### Given instruction
Compile every line that includes the word "text".

** Start of Supplied data **

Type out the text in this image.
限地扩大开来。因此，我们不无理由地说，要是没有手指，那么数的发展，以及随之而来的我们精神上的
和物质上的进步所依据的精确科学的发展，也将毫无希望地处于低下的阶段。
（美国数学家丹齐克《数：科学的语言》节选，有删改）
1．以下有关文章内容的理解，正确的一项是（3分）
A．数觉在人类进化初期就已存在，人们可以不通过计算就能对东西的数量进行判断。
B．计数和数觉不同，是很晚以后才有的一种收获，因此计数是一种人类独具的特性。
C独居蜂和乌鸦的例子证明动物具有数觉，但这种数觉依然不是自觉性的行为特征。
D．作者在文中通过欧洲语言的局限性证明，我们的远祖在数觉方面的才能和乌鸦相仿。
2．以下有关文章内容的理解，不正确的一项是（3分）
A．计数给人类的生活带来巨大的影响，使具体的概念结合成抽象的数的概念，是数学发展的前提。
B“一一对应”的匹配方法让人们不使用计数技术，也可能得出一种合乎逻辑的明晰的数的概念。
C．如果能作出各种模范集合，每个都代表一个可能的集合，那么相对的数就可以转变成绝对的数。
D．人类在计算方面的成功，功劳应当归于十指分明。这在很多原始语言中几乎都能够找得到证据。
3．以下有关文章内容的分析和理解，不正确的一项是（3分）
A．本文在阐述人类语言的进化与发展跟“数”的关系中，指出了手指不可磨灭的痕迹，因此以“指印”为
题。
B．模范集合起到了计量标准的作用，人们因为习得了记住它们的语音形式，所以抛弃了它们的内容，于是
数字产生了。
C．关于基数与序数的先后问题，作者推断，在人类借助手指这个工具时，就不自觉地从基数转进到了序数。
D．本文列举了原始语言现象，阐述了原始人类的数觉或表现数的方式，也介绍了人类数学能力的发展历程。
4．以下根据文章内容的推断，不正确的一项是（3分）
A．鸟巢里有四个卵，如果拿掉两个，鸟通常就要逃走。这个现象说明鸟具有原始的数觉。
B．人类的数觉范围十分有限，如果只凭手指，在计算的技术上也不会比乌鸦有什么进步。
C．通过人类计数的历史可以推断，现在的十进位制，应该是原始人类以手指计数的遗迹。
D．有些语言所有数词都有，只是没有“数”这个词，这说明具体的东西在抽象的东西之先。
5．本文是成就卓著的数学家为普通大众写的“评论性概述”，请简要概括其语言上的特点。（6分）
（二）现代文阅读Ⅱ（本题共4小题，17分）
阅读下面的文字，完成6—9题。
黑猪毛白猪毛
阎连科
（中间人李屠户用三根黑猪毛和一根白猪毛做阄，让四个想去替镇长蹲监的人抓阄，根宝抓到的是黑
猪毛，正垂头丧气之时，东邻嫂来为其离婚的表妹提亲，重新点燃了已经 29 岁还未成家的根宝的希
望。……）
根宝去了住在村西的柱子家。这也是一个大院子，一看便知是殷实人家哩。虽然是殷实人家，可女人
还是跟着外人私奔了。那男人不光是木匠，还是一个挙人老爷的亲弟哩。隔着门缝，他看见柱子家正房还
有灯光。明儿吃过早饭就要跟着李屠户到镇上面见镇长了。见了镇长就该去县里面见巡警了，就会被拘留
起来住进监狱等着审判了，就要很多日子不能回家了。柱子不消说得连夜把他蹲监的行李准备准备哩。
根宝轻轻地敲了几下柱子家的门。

** End of Supplied data **
** Start of Supplied data **

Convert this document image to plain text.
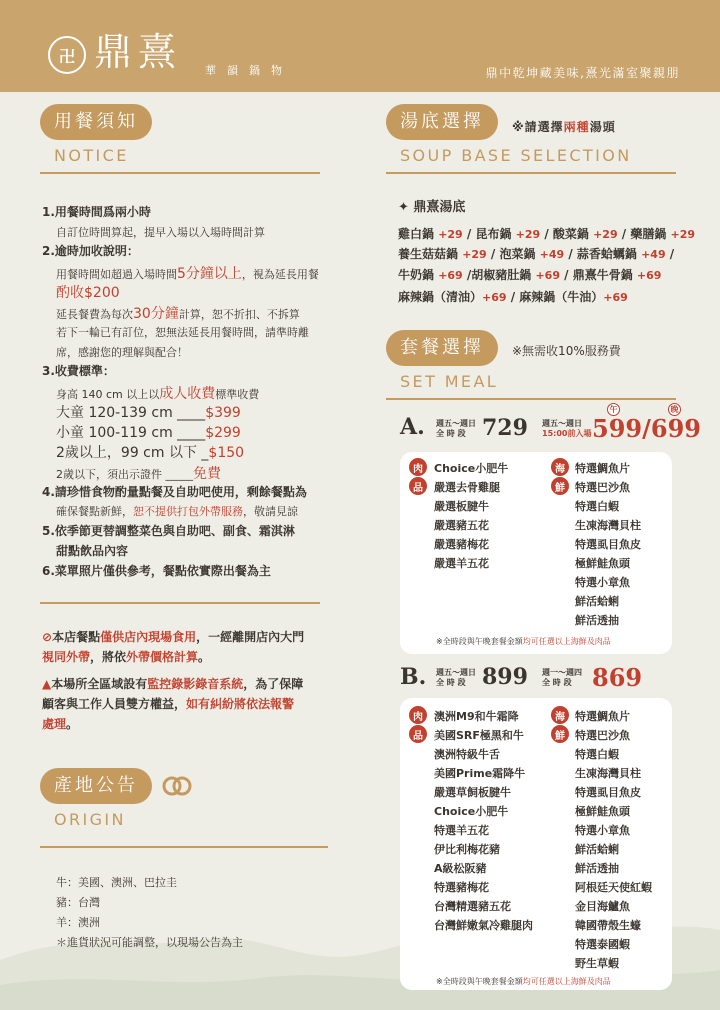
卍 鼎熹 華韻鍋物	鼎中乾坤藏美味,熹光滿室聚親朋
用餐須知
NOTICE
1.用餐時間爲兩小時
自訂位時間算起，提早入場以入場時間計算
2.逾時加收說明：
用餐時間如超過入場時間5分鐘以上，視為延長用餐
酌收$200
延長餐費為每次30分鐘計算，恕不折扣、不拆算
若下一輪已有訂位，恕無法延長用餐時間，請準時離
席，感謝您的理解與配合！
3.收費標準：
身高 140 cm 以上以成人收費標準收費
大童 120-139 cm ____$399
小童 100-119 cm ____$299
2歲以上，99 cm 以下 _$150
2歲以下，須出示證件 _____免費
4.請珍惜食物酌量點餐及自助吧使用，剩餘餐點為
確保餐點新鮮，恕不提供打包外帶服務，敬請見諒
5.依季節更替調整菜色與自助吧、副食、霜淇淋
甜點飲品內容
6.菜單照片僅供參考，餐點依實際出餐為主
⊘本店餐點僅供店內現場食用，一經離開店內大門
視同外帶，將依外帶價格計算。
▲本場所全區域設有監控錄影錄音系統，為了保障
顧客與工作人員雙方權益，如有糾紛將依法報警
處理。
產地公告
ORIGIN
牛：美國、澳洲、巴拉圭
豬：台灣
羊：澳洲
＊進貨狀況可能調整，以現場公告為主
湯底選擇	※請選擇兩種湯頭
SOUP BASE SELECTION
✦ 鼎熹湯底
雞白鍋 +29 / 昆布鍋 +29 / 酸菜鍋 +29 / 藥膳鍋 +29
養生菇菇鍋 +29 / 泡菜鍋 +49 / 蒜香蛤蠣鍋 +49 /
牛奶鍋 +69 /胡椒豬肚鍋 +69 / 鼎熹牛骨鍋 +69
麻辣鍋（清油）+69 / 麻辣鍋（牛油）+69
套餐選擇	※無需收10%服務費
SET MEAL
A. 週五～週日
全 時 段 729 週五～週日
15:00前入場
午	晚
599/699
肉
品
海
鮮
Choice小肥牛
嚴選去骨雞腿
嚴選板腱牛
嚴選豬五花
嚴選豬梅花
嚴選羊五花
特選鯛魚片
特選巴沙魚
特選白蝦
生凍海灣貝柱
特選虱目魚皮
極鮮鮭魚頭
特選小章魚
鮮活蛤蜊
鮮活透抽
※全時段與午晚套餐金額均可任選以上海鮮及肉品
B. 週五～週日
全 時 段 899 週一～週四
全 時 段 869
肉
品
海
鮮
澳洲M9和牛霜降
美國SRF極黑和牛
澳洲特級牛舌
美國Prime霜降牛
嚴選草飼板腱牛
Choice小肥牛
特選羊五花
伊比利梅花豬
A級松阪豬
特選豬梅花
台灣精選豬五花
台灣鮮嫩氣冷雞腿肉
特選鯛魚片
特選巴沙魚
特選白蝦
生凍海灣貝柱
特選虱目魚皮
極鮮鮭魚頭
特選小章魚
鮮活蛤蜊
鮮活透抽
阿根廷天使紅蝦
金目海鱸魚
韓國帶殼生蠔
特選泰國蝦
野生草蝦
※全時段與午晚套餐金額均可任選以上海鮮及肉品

** End of Supplied data **

### Full answer
Type out the text in this image.
Convert this document image to plain text.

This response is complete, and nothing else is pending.